**Given request**
Find each line containing the string "JSON" and return it.

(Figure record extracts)
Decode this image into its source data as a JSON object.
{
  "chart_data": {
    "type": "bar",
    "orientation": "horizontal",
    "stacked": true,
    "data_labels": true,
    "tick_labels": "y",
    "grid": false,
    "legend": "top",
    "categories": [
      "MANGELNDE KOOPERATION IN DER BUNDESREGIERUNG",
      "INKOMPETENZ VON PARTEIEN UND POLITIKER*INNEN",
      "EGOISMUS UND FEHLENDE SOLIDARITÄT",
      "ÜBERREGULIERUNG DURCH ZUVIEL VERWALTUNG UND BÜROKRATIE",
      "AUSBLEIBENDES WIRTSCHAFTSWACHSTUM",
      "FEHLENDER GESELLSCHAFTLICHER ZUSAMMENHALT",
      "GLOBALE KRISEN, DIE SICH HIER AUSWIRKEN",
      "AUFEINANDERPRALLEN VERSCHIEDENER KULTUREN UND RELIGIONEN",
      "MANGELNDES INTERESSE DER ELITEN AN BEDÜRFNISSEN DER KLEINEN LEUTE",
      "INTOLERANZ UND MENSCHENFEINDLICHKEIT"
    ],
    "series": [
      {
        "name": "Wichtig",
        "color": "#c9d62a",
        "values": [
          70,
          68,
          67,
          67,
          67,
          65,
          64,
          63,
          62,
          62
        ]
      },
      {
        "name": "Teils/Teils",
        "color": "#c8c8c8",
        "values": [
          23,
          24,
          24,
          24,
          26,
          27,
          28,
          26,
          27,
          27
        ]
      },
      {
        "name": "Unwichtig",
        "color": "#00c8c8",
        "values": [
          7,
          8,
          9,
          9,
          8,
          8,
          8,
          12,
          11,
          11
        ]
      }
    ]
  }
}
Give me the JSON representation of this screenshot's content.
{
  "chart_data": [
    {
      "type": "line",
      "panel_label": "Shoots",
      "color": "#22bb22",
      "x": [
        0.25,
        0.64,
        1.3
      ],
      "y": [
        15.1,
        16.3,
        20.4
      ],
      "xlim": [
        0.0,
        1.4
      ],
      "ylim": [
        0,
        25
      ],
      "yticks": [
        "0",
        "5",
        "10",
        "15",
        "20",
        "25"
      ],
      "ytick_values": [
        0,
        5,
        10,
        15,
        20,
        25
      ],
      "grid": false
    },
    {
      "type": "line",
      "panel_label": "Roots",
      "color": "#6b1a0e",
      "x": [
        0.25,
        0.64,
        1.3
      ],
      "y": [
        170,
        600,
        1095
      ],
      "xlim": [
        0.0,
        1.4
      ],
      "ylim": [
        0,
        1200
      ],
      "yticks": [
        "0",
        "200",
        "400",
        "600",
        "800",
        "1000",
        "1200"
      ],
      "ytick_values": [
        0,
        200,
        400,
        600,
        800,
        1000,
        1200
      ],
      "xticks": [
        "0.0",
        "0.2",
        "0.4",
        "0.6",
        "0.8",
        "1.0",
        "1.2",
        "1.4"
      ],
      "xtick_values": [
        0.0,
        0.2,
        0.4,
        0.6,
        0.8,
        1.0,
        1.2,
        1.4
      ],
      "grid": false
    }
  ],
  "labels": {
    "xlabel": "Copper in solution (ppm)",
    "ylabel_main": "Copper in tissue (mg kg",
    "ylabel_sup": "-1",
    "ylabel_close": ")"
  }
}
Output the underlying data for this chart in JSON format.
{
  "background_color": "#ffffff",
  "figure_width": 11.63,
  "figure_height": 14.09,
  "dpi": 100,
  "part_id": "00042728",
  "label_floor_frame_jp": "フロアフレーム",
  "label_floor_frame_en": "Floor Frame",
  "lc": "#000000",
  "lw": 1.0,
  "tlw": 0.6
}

**Problem solution**
Decode this image into its source data as a JSON object.
Give me the JSON representation of this screenshot's content.
Output the underlying data for this chart in JSON format.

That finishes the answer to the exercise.